> _YOUR INSTRUCTIONS_:
The entries below should be given again exactly, minus their pictures.

Stored items

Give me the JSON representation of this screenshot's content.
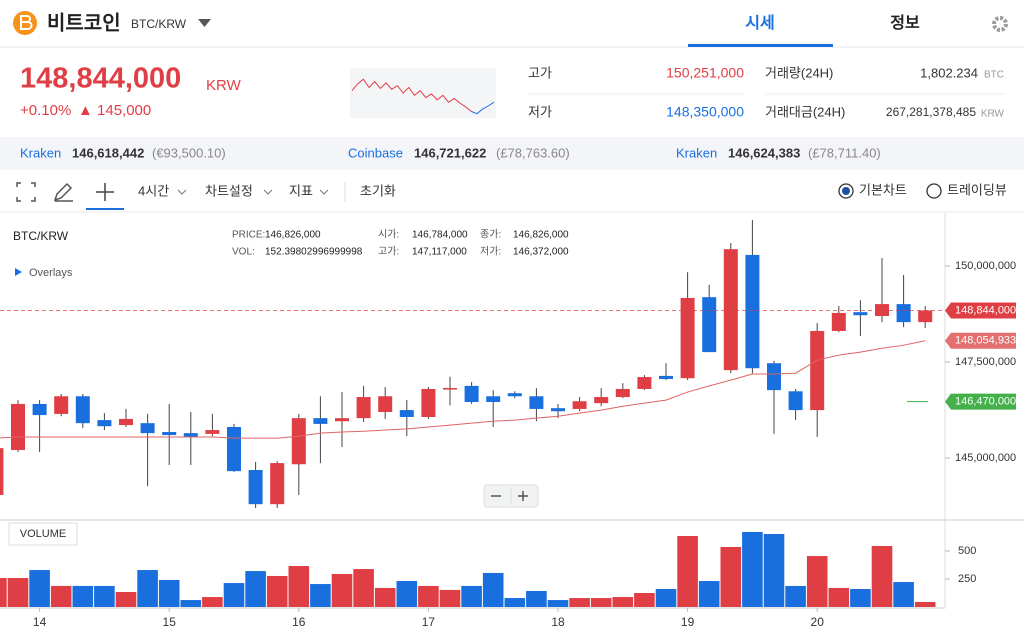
{
  "header": {
    "name": "비트코인",
    "symbol": "BTC/KRW",
    "tabs": [
      "시세",
      "정보"
    ]
  },
  "price": {
    "current": "148,844,000",
    "currency": "KRW",
    "change_pct": "+0.10%",
    "change": "▲ 145,000"
  },
  "sparkline": {
    "values": [
      55,
      70,
      80,
      62,
      75,
      60,
      72,
      58,
      66,
      50,
      62,
      45,
      55,
      40,
      48,
      35,
      45,
      30,
      38,
      28,
      20,
      10,
      5,
      15,
      22,
      30
    ],
    "ylim": [
      0,
      100
    ],
    "color": "#e03e45",
    "end_color": "#1a6fdf"
  },
  "stats": [
    {
      "label": "고가",
      "value": "150,251,000",
      "color": "#e03e45"
    },
    {
      "label": "저가",
      "value": "148,350,000",
      "color": "#1a6fdf"
    },
    {
      "label": "거래량(24H)",
      "value": "1,802.234",
      "unit": "BTC"
    },
    {
      "label": "거래대금(24H)",
      "value": "267,281,378,485",
      "unit": "KRW"
    }
  ],
  "exchanges": [
    {
      "name": "Kraken",
      "price": "146,618,442",
      "alt": "(€93,500.10)"
    },
    {
      "name": "Coinbase",
      "price": "146,721,622",
      "alt": "(£78,763.60)"
    },
    {
      "name": "Kraken",
      "price": "146,624,383",
      "alt": "(£78,711.40)"
    }
  ],
  "toolbar": {
    "interval": "4시간",
    "settings": "차트설정",
    "indicator": "지표",
    "reset": "초기화",
    "modes": [
      "기본차트",
      "트레이딩뷰"
    ]
  },
  "chart_data": {
    "type": "candlestick",
    "title": "BTC/KRW",
    "overlays": "Overlays",
    "hover_info": [
      {
        "label": "PRICE:",
        "value": "146,826,000"
      },
      {
        "label": "VOL:",
        "value": "152.39802996999998"
      },
      {
        "label": "시가:",
        "value": "146,784,000"
      },
      {
        "label": "고가:",
        "value": "147,117,000"
      },
      {
        "label": "종가:",
        "value": "146,826,000"
      },
      {
        "label": "저가:",
        "value": "146,372,000"
      }
    ],
    "categories": [
      null,
      null,
      "14",
      null,
      null,
      null,
      null,
      null,
      "15",
      null,
      null,
      null,
      null,
      null,
      "16",
      null,
      null,
      null,
      null,
      null,
      "17",
      null,
      null,
      null,
      null,
      null,
      "18",
      null,
      null,
      null,
      null,
      null,
      "19",
      null,
      null,
      null,
      null,
      null,
      "20",
      null,
      null,
      null,
      null,
      null
    ],
    "open": [
      144040000,
      145210000,
      146410000,
      146150000,
      146610000,
      145990000,
      145860000,
      145910000,
      145680000,
      145650000,
      145630000,
      145810000,
      144690000,
      143800000,
      144840000,
      146040000,
      145960000,
      146040000,
      146200000,
      146250000,
      146070000,
      146784000,
      146880000,
      146610000,
      146690000,
      146610000,
      146300000,
      146280000,
      146430000,
      146590000,
      146800000,
      147140000,
      147080000,
      149190000,
      147290000,
      150290000,
      147470000,
      146740000,
      146250000,
      148310000,
      148800000,
      148700000,
      149010000,
      148540000
    ],
    "high": [
      145470000,
      146510000,
      146510000,
      146670000,
      146670000,
      146170000,
      146280000,
      146150000,
      146410000,
      146200000,
      146150000,
      145890000,
      144900000,
      144920000,
      146150000,
      146610000,
      146720000,
      146880000,
      146850000,
      146510000,
      146850000,
      147117000,
      146980000,
      146770000,
      146740000,
      146820000,
      146410000,
      146590000,
      146820000,
      146950000,
      147160000,
      147470000,
      149840000,
      149510000,
      150600000,
      151200000,
      147530000,
      146800000,
      148520000,
      148960000,
      149110000,
      150210000,
      149770000,
      148960000
    ],
    "low": [
      144040000,
      145160000,
      145160000,
      146090000,
      145780000,
      145730000,
      145810000,
      144270000,
      144820000,
      144820000,
      145570000,
      144640000,
      143700000,
      143700000,
      144040000,
      144870000,
      145290000,
      145940000,
      146020000,
      145570000,
      146020000,
      146372000,
      146410000,
      145810000,
      146560000,
      145960000,
      146040000,
      146220000,
      146350000,
      146560000,
      146770000,
      147030000,
      147030000,
      147760000,
      147210000,
      147210000,
      145630000,
      145990000,
      145550000,
      148280000,
      148180000,
      148540000,
      148410000,
      148390000
    ],
    "close": [
      145260000,
      146410000,
      146120000,
      146610000,
      145910000,
      145830000,
      146020000,
      145650000,
      145600000,
      145550000,
      145730000,
      144660000,
      143800000,
      144870000,
      146040000,
      145890000,
      146040000,
      146590000,
      146610000,
      146070000,
      146800000,
      146826000,
      146460000,
      146460000,
      146610000,
      146280000,
      146220000,
      146480000,
      146590000,
      146800000,
      147110000,
      147060000,
      149170000,
      147760000,
      150440000,
      147340000,
      146770000,
      146250000,
      148310000,
      148780000,
      148720000,
      149010000,
      148540000,
      148844000
    ],
    "up_color": "#e03e45",
    "down_color": "#1a6fdf",
    "ma": {
      "color": "#e06363",
      "values": [
        145520000,
        145550000,
        145550000,
        145550000,
        145550000,
        145550000,
        145550000,
        145550000,
        145550000,
        145550000,
        145550000,
        145520000,
        145520000,
        145520000,
        145570000,
        145650000,
        145680000,
        145700000,
        145730000,
        145760000,
        145810000,
        145860000,
        145910000,
        145960000,
        145990000,
        146040000,
        146090000,
        146170000,
        146250000,
        146350000,
        146430000,
        146510000,
        146720000,
        146880000,
        147030000,
        147190000,
        147190000,
        147210000,
        147550000,
        147680000,
        147760000,
        147860000,
        147940000,
        148054933
      ]
    },
    "ylim": [
      143440000,
      151330000
    ],
    "yticks": [
      {
        "value": 145000000,
        "label": "145,000,000"
      },
      {
        "value": 147500000,
        "label": "147,500,000"
      },
      {
        "value": 150000000,
        "label": "150,000,000"
      }
    ],
    "price_tags": [
      {
        "value": 148844000,
        "label": "148,844,000",
        "color": "#e03e45",
        "line": "dashed"
      },
      {
        "value": 148054933,
        "label": "148,054,933",
        "color": "#e46f6f"
      },
      {
        "value": 146470000,
        "label": "146,470,000",
        "color": "#43b049",
        "line": "short"
      }
    ],
    "volume": {
      "label": "VOLUME",
      "values": [
        259,
        259,
        330,
        188,
        188,
        188,
        134,
        330,
        241,
        62,
        89,
        214,
        321,
        277,
        366,
        205,
        295,
        339,
        170,
        232,
        188,
        152.39802996999998,
        188,
        304,
        80,
        143,
        62,
        80,
        80,
        89,
        125,
        161,
        634,
        232,
        536,
        670,
        652,
        188,
        455,
        170,
        161,
        545,
        223,
        45
      ],
      "ylim": [
        0,
        759
      ],
      "yticks": [
        250,
        500
      ]
    }
  }
}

> _CORRECT RESPONSE_:
Give me the JSON representation of this screenshot's content.
{
  "header": {
    "name": "비트코인",
    "symbol": "BTC/KRW",
    "tabs": [
      "시세",
      "정보"
    ]
  },
  "price": {
    "current": "148,844,000",
    "currency": "KRW",
    "change_pct": "+0.10%",
    "change": "▲ 145,000"
  },
  "sparkline": {
    "values": [
      55,
      70,
      80,
      62,
      75,
      60,
      72,
      58,
      66,
      50,
      62,
      45,
      55,
      40,
      48,
      35,
      45,
      30,
      38,
      28,
      20,
      10,
      5,
      15,
      22,
      30
    ],
    "ylim": [
      0,
      100
    ],
    "color": "#e03e45",
    "end_color": "#1a6fdf"
  },
  "stats": [
    {
      "label": "고가",
      "value": "150,251,000",
      "color": "#e03e45"
    },
    {
      "label": "저가",
      "value": "148,350,000",
      "color": "#1a6fdf"
    },
    {
      "label": "거래량(24H)",
      "value": "1,802.234",
      "unit": "BTC"
    },
    {
      "label": "거래대금(24H)",
      "value": "267,281,378,485",
      "unit": "KRW"
    }
  ],
  "exchanges": [
    {
      "name": "Kraken",
      "price": "146,618,442",
      "alt": "(€93,500.10)"
    },
    {
      "name": "Coinbase",
      "price": "146,721,622",
      "alt": "(£78,763.60)"
    },
    {
      "name": "Kraken",
      "price": "146,624,383",
      "alt": "(£78,711.40)"
    }
  ],
  "toolbar": {
    "interval": "4시간",
    "settings": "차트설정",
    "indicator": "지표",
    "reset": "초기화",
    "modes": [
      "기본차트",
      "트레이딩뷰"
    ]
  },
  "chart_data": {
    "type": "candlestick",
    "title": "BTC/KRW",
    "overlays": "Overlays",
    "hover_info": [
      {
        "label": "PRICE:",
        "value": "146,826,000"
      },
      {
        "label": "VOL:",
        "value": "152.39802996999998"
      },
      {
        "label": "시가:",
        "value": "146,784,000"
      },
      {
        "label": "고가:",
        "value": "147,117,000"
      },
      {
        "label": "종가:",
        "value": "146,826,000"
      },
      {
        "label": "저가:",
        "value": "146,372,000"
      }
    ],
    "categories": [
      null,
      null,
      "14",
      null,
      null,
      null,
      null,
      null,
      "15",
      null,
      null,
      null,
      null,
      null,
      "16",
      null,
      null,
      null,
      null,
      null,
      "17",
      null,
      null,
      null,
      null,
      null,
      "18",
      null,
      null,
      null,
      null,
      null,
      "19",
      null,
      null,
      null,
      null,
      null,
      "20",
      null,
      null,
      null,
      null,
      null
    ],
    "open": [
      144040000,
      145210000,
      146410000,
      146150000,
      146610000,
      145990000,
      145860000,
      145910000,
      145680000,
      145650000,
      145630000,
      145810000,
      144690000,
      143800000,
      144840000,
      146040000,
      145960000,
      146040000,
      146200000,
      146250000,
      146070000,
      146784000,
      146880000,
      146610000,
      146690000,
      146610000,
      146300000,
      146280000,
      146430000,
      146590000,
      146800000,
      147140000,
      147080000,
      149190000,
      147290000,
      150290000,
      147470000,
      146740000,
      146250000,
      148310000,
      148800000,
      148700000,
      149010000,
      148540000
    ],
    "high": [
      145470000,
      146510000,
      146510000,
      146670000,
      146670000,
      146170000,
      146280000,
      146150000,
      146410000,
      146200000,
      146150000,
      145890000,
      144900000,
      144920000,
      146150000,
      146610000,
      146720000,
      146880000,
      146850000,
      146510000,
      146850000,
      147117000,
      146980000,
      146770000,
      146740000,
      146820000,
      146410000,
      146590000,
      146820000,
      146950000,
      147160000,
      147470000,
      149840000,
      149510000,
      150600000,
      151200000,
      147530000,
      146800000,
      148520000,
      148960000,
      149110000,
      150210000,
      149770000,
      148960000
    ],
    "low": [
      144040000,
      145160000,
      145160000,
      146090000,
      145780000,
      145730000,
      145810000,
      144270000,
      144820000,
      144820000,
      145570000,
      144640000,
      143700000,
      143700000,
      144040000,
      144870000,
      145290000,
      145940000,
      146020000,
      145570000,
      146020000,
      146372000,
      146410000,
      145810000,
      146560000,
      145960000,
      146040000,
      146220000,
      146350000,
      146560000,
      146770000,
      147030000,
      147030000,
      147760000,
      147210000,
      147210000,
      145630000,
      145990000,
      145550000,
      148280000,
      148180000,
      148540000,
      148410000,
      148390000
    ],
    "close": [
      145260000,
      146410000,
      146120000,
      146610000,
      145910000,
      145830000,
      146020000,
      145650000,
      145600000,
      145550000,
      145730000,
      144660000,
      143800000,
      144870000,
      146040000,
      145890000,
      146040000,
      146590000,
      146610000,
      146070000,
      146800000,
      146826000,
      146460000,
      146460000,
      146610000,
      146280000,
      146220000,
      146480000,
      146590000,
      146800000,
      147110000,
      147060000,
      149170000,
      147760000,
      150440000,
      147340000,
      146770000,
      146250000,
      148310000,
      148780000,
      148720000,
      149010000,
      148540000,
      148844000
    ],
    "up_color": "#e03e45",
    "down_color": "#1a6fdf",
    "ma": {
      "color": "#e06363",
      "values": [
        145520000,
        145550000,
        145550000,
        145550000,
        145550000,
        145550000,
        145550000,
        145550000,
        145550000,
        145550000,
        145550000,
        145520000,
        145520000,
        145520000,
        145570000,
        145650000,
        145680000,
        145700000,
        145730000,
        145760000,
        145810000,
        145860000,
        145910000,
        145960000,
        145990000,
        146040000,
        146090000,
        146170000,
        146250000,
        146350000,
        146430000,
        146510000,
        146720000,
        146880000,
        147030000,
        147190000,
        147190000,
        147210000,
        147550000,
        147680000,
        147760000,
        147860000,
        147940000,
        148054933
      ]
    },
    "ylim": [
      143440000,
      151330000
    ],
    "yticks": [
      {
        "value": 145000000,
        "label": "145,000,000"
      },
      {
        "value": 147500000,
        "label": "147,500,000"
      },
      {
        "value": 150000000,
        "label": "150,000,000"
      }
    ],
    "price_tags": [
      {
        "value": 148844000,
        "label": "148,844,000",
        "color": "#e03e45",
        "line": "dashed"
      },
      {
        "value": 148054933,
        "label": "148,054,933",
        "color": "#e46f6f"
      },
      {
        "value": 146470000,
        "label": "146,470,000",
        "color": "#43b049",
        "line": "short"
      }
    ],
    "volume": {
      "label": "VOLUME",
      "values": [
        259,
        259,
        330,
        188,
        188,
        188,
        134,
        330,
        241,
        62,
        89,
        214,
        321,
        277,
        366,
        205,
        295,
        339,
        170,
        232,
        188,
        152.39802996999998,
        188,
        304,
        80,
        143,
        62,
        80,
        80,
        89,
        125,
        161,
        634,
        232,
        536,
        670,
        652,
        188,
        455,
        170,
        161,
        545,
        223,
        45
      ],
      "ylim": [
        0,
        759
      ],
      "yticks": [
        250,
        500
      ]
    }
  }
}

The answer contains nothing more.